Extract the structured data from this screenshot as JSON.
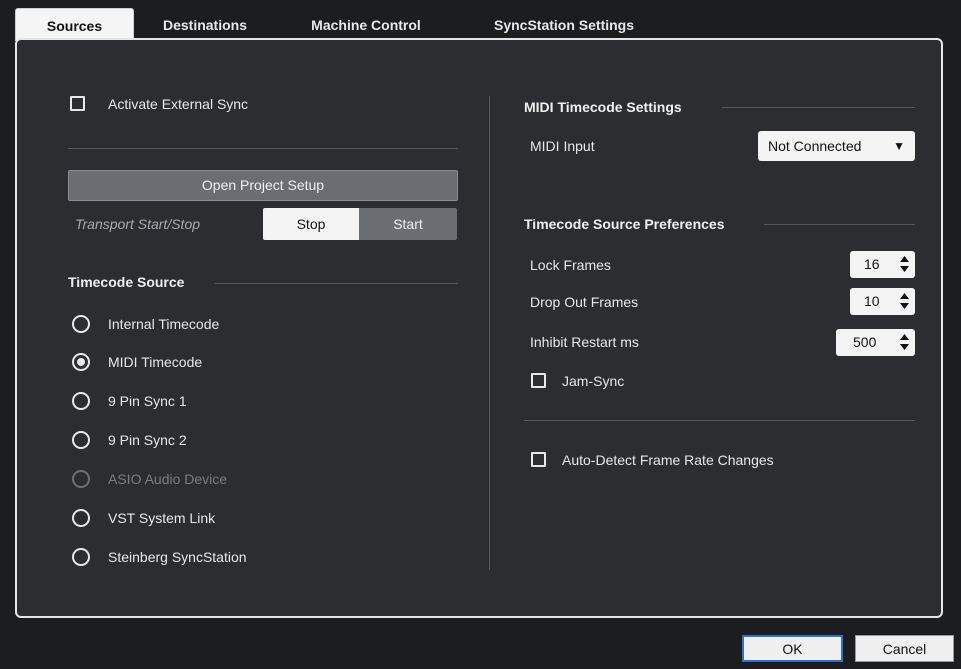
{
  "tabs": [
    {
      "label": "Sources",
      "active": true
    },
    {
      "label": "Destinations"
    },
    {
      "label": "Machine Control"
    },
    {
      "label": "SyncStation Settings"
    }
  ],
  "left": {
    "activate_external_sync": {
      "label": "Activate External Sync",
      "checked": false
    },
    "open_project_setup": "Open Project Setup",
    "transport": {
      "label": "Transport Start/Stop",
      "stop": "Stop",
      "start": "Start",
      "selected": "Stop"
    },
    "timecode_source": {
      "title": "Timecode Source",
      "options": [
        {
          "label": "Internal Timecode",
          "selected": false,
          "disabled": false
        },
        {
          "label": "MIDI Timecode",
          "selected": true,
          "disabled": false
        },
        {
          "label": "9 Pin Sync 1",
          "selected": false,
          "disabled": false
        },
        {
          "label": "9 Pin Sync 2",
          "selected": false,
          "disabled": false
        },
        {
          "label": "ASIO Audio Device",
          "selected": false,
          "disabled": true
        },
        {
          "label": "VST System Link",
          "selected": false,
          "disabled": false
        },
        {
          "label": "Steinberg SyncStation",
          "selected": false,
          "disabled": false
        }
      ]
    }
  },
  "right": {
    "midi_timecode": {
      "title": "MIDI Timecode Settings",
      "midi_input_label": "MIDI Input",
      "midi_input_value": "Not Connected"
    },
    "prefs": {
      "title": "Timecode Source Preferences",
      "lock_frames": {
        "label": "Lock Frames",
        "value": "16"
      },
      "drop_out_frames": {
        "label": "Drop Out Frames",
        "value": "10"
      },
      "inhibit_restart": {
        "label": "Inhibit Restart ms",
        "value": "500"
      },
      "jam_sync": {
        "label": "Jam-Sync",
        "checked": false
      }
    },
    "auto_detect": {
      "label": "Auto-Detect Frame Rate Changes",
      "checked": false
    }
  },
  "footer": {
    "ok": "OK",
    "cancel": "Cancel"
  }
}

_What you are asked to do_
For each line above that contains the word "SyncStation", copy that line.

_Complete output_
      "label": "SyncStation Settings"
          "label": "Steinberg SyncStation",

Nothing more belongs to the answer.